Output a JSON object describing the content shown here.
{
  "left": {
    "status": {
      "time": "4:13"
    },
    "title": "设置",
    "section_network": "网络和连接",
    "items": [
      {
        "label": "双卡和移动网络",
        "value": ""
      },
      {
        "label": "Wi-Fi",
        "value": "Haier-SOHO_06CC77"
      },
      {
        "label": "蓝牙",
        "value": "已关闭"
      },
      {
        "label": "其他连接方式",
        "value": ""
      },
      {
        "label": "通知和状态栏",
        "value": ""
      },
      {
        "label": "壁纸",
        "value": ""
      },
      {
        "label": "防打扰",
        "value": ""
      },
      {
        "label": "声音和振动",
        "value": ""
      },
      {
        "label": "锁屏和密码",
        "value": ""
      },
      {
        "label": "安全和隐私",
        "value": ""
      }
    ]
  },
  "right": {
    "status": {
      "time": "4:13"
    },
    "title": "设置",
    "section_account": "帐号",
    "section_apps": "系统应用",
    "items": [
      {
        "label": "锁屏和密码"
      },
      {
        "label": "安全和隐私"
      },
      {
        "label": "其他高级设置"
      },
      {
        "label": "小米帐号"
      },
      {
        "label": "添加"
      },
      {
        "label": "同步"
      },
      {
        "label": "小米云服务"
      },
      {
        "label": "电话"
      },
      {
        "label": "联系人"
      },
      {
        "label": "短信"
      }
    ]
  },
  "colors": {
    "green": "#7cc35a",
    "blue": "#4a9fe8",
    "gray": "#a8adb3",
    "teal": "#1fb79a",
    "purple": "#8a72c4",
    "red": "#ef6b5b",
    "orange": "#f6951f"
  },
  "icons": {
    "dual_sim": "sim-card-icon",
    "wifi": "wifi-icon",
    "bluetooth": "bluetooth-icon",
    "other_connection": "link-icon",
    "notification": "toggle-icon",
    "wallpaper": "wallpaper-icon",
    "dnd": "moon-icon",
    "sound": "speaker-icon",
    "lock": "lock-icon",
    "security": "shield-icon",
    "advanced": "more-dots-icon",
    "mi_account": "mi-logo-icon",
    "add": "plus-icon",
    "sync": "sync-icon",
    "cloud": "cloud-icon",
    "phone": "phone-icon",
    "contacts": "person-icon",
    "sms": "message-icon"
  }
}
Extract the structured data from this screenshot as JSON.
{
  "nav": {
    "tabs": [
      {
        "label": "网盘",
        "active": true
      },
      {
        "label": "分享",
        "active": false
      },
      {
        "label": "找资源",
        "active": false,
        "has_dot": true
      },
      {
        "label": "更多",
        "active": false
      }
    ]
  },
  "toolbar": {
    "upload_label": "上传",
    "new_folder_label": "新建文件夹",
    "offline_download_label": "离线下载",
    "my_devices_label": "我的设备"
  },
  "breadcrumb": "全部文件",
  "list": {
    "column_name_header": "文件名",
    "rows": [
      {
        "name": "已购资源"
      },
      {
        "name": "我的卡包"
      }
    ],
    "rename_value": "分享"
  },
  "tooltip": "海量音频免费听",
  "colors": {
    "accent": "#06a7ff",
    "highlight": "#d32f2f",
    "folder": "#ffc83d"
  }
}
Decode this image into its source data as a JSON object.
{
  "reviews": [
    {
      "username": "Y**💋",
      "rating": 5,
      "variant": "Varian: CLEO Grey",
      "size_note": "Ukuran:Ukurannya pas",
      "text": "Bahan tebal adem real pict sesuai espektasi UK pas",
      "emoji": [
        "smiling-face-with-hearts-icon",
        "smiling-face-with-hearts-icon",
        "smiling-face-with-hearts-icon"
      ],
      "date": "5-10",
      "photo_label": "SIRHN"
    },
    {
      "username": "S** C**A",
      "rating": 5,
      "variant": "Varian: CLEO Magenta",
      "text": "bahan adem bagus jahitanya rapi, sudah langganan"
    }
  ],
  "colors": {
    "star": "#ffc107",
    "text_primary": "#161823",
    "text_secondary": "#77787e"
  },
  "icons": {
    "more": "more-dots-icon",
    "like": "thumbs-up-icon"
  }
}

• _What to do_:
Write out every line of the entries that holds the word "dots".

• _Written answer_:
    "advanced": "more-dots-icon",
    "more": "more-dots-icon",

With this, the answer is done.